**What the exercise asks**
Can the data below be set down again exactly, line for line?

### Records shown ###

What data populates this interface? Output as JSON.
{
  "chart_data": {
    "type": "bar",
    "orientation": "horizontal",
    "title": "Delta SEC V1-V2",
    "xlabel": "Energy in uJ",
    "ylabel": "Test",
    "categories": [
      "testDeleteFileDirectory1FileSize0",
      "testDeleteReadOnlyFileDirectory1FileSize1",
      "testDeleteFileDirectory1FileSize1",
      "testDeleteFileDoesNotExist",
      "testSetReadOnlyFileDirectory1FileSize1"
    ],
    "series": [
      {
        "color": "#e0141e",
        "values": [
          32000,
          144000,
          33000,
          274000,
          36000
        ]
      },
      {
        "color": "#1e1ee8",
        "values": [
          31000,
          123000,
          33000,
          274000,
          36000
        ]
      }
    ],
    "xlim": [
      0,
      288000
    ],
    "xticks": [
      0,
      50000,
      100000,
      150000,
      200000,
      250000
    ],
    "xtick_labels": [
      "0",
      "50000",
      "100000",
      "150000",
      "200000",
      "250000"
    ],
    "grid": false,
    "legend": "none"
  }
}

###

**The reply**
What data populates this interface? Output as JSON.
{
  "chart_data": {
    "type": "bar",
    "orientation": "horizontal",
    "title": "Delta SEC V1-V2",
    "xlabel": "Energy in uJ",
    "ylabel": "Test",
    "categories": [
      "testDeleteFileDirectory1FileSize0",
      "testDeleteReadOnlyFileDirectory1FileSize1",
      "testDeleteFileDirectory1FileSize1",
      "testDeleteFileDoesNotExist",
      "testSetReadOnlyFileDirectory1FileSize1"
    ],
    "series": [
      {
        "color": "#e0141e",
        "values": [
          32000,
          144000,
          33000,
          274000,
          36000
        ]
      },
      {
        "color": "#1e1ee8",
        "values": [
          31000,
          123000,
          33000,
          274000,
          36000
        ]
      }
    ],
    "xlim": [
      0,
      288000
    ],
    "xticks": [
      0,
      50000,
      100000,
      150000,
      200000,
      250000
    ],
    "xtick_labels": [
      "0",
      "50000",
      "100000",
      "150000",
      "200000",
      "250000"
    ],
    "grid": false,
    "legend": "none"
  }
}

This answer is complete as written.